DIRECTIVE: Extract every line where the string "Menu" appears.

Dataset records
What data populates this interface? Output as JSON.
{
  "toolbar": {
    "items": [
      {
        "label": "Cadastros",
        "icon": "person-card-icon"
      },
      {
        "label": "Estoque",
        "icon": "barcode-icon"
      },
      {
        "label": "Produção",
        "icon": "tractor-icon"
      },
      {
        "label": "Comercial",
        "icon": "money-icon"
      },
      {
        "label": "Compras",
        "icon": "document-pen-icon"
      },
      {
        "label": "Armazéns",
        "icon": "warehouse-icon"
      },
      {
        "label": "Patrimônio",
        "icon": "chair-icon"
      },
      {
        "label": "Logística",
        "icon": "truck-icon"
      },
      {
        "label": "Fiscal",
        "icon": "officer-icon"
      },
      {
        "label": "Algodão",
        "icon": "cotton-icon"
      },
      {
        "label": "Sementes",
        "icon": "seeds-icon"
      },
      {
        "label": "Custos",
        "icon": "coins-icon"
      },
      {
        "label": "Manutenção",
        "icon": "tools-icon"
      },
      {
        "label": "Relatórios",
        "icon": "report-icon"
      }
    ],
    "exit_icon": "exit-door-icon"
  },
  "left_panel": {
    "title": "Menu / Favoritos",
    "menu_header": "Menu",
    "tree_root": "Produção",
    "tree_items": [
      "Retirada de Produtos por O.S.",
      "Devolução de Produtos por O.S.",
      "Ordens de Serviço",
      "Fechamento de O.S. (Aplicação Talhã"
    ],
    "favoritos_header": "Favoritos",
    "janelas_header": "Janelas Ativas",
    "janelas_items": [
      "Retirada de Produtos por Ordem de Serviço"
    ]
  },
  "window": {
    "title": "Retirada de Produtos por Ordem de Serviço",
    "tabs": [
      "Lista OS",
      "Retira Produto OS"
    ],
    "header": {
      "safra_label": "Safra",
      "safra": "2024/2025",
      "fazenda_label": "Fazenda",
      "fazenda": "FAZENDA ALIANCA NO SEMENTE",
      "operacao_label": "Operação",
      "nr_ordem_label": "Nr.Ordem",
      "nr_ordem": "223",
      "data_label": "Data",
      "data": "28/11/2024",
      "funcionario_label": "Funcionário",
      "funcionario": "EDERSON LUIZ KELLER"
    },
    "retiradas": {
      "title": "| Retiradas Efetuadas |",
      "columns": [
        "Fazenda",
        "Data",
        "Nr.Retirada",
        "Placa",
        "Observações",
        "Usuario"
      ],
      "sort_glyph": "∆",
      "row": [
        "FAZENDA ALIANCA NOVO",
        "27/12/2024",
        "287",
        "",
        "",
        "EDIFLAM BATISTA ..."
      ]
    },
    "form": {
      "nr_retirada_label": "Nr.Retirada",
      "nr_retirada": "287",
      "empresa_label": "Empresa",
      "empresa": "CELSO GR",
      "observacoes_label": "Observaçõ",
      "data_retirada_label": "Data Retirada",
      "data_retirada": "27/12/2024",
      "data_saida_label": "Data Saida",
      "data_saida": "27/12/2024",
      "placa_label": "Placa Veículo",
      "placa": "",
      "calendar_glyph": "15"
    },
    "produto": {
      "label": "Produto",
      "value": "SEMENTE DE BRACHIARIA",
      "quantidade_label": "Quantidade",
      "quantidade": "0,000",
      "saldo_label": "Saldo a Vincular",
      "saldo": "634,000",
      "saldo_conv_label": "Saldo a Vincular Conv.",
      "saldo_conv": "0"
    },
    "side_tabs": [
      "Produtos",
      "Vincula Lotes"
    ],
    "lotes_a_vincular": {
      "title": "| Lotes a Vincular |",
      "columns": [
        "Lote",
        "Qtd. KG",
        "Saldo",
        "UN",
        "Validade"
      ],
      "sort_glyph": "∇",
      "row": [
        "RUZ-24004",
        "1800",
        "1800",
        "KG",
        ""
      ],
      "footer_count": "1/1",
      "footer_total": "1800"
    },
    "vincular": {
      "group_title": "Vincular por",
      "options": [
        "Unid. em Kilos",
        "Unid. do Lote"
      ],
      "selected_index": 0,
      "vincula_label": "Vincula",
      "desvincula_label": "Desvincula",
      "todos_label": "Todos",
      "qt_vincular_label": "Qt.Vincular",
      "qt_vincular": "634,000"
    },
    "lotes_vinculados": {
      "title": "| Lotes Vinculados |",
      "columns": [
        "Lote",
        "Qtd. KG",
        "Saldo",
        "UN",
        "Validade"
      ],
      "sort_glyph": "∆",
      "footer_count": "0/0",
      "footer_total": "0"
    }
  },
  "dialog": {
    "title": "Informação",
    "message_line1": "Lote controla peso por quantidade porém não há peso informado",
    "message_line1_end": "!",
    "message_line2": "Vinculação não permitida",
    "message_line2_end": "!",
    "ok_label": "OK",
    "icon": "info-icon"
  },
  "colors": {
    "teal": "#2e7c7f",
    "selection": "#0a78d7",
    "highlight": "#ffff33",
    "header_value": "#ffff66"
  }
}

ANSWER FOR THIS EXERCISE:
    "title": "Menu / Favoritos",
    "menu_header": "Menu",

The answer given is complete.